Reproduce each line that includes the word "title".

PROVIDED RECORDS:
_ _ _
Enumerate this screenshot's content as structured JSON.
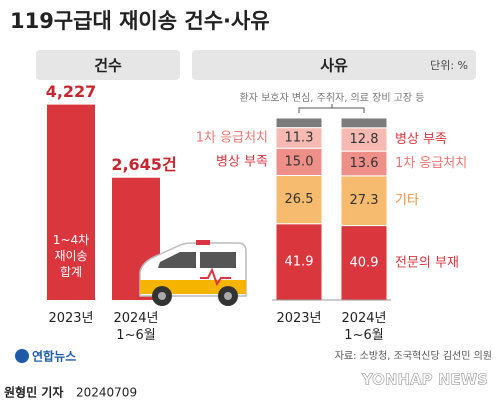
{
  "title": "119구급대 재이송 건수·사유",
  "chart_data": [
    {
      "type": "bar",
      "title": "건수",
      "annotation": "1~4차 재이송 합계",
      "categories": [
        "2023년",
        "2024년 1~6월"
      ],
      "values": [
        4227,
        2645
      ],
      "value_labels": [
        "4,227",
        "2,645건"
      ],
      "color": "#d9363e",
      "ylim": [
        0,
        4500
      ]
    },
    {
      "type": "stacked_bar",
      "title": "사유",
      "unit": "단위: %",
      "annotation": "환자 보호자 변심, 주취자, 의료 장비 고장 등",
      "categories": [
        "2023년",
        "2024년 1~6월"
      ],
      "ylim": [
        0,
        100
      ],
      "series": [
        {
          "color": "#d9363e",
          "text_color": "#ffffff",
          "values": [
            41.9,
            40.9
          ],
          "value_labels": [
            "41.9",
            "40.9"
          ]
        },
        {
          "color": "#f6bb6e",
          "text_color": "#333333",
          "values": [
            26.5,
            27.3
          ],
          "value_labels": [
            "26.5",
            "27.3"
          ]
        },
        {
          "color": "#ee8f88",
          "text_color": "#333333",
          "values": [
            15.0,
            13.6
          ],
          "value_labels": [
            "15.0",
            "13.6"
          ]
        },
        {
          "color": "#f6bab2",
          "text_color": "#333333",
          "values": [
            11.3,
            12.8
          ],
          "value_labels": [
            "11.3",
            "12.8"
          ]
        },
        {
          "color": "#7b7b7b",
          "values": [
            5.3,
            5.4
          ]
        }
      ],
      "left_labels": [
        null,
        null,
        {
          "text": "병상 부족",
          "color": "#d9363e"
        },
        {
          "text": "1차 응급처치",
          "color": "#ea7770"
        },
        null
      ],
      "right_labels": [
        {
          "text": "전문의 부재",
          "color": "#d9363e"
        },
        {
          "text": "기타",
          "color": "#e9913a"
        },
        {
          "text": "1차 응급처치",
          "color": "#ea7770"
        },
        {
          "text": "병상 부족",
          "color": "#d9363e"
        },
        null
      ]
    }
  ],
  "footer": {
    "logo": "연합뉴스",
    "source": "자료: 소방청, 조국혁신당 김선민 의원",
    "reporter": "원형민 기자",
    "date": "20240709",
    "watermark": "YONHAP NEWS"
  }
}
_ _ _
RESPONSE TO THIS TASK:
  "title": "119구급대 재이송 건수·사유",
      "title": "건수",
      "title": "사유",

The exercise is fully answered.